How many lines in the entries below include the string "value"? Answer with the number only.

INFORMATION PROVIDED>
+===+

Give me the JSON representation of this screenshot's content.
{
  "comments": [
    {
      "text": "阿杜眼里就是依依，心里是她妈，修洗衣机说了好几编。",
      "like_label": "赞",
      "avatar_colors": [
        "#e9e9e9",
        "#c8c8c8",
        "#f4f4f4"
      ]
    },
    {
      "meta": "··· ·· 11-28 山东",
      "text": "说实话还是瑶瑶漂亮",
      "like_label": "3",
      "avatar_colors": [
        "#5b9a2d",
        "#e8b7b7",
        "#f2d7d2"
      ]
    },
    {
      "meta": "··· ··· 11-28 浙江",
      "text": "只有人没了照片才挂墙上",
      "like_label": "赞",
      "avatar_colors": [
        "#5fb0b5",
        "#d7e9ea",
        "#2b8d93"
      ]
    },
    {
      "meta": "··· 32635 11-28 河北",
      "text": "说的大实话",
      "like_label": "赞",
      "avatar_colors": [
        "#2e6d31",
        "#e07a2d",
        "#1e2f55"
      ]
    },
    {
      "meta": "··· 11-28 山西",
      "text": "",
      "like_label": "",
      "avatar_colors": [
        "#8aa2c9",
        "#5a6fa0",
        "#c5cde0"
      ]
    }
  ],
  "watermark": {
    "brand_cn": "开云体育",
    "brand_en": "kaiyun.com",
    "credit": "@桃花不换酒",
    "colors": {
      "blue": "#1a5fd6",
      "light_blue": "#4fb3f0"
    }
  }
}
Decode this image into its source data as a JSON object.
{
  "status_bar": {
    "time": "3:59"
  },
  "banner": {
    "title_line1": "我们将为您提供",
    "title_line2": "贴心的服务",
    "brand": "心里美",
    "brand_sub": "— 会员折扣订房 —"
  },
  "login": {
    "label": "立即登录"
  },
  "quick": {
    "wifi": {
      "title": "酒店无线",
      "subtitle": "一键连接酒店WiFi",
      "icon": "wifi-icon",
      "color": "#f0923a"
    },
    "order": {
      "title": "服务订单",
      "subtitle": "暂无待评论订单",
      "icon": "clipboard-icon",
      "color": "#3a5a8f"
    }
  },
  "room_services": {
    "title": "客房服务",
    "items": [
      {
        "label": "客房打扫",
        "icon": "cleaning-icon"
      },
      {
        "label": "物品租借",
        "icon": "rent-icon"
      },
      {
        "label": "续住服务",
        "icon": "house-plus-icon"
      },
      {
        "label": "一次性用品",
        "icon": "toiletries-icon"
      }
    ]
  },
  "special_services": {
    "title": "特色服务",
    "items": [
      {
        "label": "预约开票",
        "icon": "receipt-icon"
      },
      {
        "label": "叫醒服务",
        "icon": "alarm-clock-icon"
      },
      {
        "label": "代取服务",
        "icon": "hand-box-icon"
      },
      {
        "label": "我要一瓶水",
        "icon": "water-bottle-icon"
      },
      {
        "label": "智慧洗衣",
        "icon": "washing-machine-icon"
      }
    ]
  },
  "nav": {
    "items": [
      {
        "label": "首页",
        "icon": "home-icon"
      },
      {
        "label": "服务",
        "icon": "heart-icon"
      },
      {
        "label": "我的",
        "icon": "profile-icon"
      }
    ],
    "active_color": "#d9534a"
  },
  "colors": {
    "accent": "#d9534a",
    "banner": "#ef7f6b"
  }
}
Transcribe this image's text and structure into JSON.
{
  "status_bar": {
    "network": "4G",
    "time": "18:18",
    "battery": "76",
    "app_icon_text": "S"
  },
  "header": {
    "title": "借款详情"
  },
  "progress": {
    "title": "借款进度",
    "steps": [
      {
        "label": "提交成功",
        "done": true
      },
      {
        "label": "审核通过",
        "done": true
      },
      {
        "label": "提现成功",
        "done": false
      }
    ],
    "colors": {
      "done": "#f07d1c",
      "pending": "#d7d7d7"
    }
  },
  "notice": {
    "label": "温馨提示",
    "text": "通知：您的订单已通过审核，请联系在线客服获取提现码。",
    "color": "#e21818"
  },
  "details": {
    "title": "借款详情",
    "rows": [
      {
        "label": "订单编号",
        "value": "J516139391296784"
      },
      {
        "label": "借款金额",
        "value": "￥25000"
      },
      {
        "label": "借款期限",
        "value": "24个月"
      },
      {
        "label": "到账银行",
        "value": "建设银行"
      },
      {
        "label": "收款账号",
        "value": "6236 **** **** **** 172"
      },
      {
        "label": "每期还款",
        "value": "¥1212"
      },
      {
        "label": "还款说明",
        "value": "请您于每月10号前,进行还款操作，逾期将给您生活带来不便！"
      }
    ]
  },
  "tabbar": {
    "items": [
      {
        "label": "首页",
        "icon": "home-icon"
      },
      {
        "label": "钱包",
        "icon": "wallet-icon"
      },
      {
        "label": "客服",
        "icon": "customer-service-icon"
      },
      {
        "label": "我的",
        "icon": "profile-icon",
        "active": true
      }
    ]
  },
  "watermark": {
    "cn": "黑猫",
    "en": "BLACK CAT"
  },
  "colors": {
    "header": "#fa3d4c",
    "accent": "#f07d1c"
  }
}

+===+

TASK OUTPUT> 7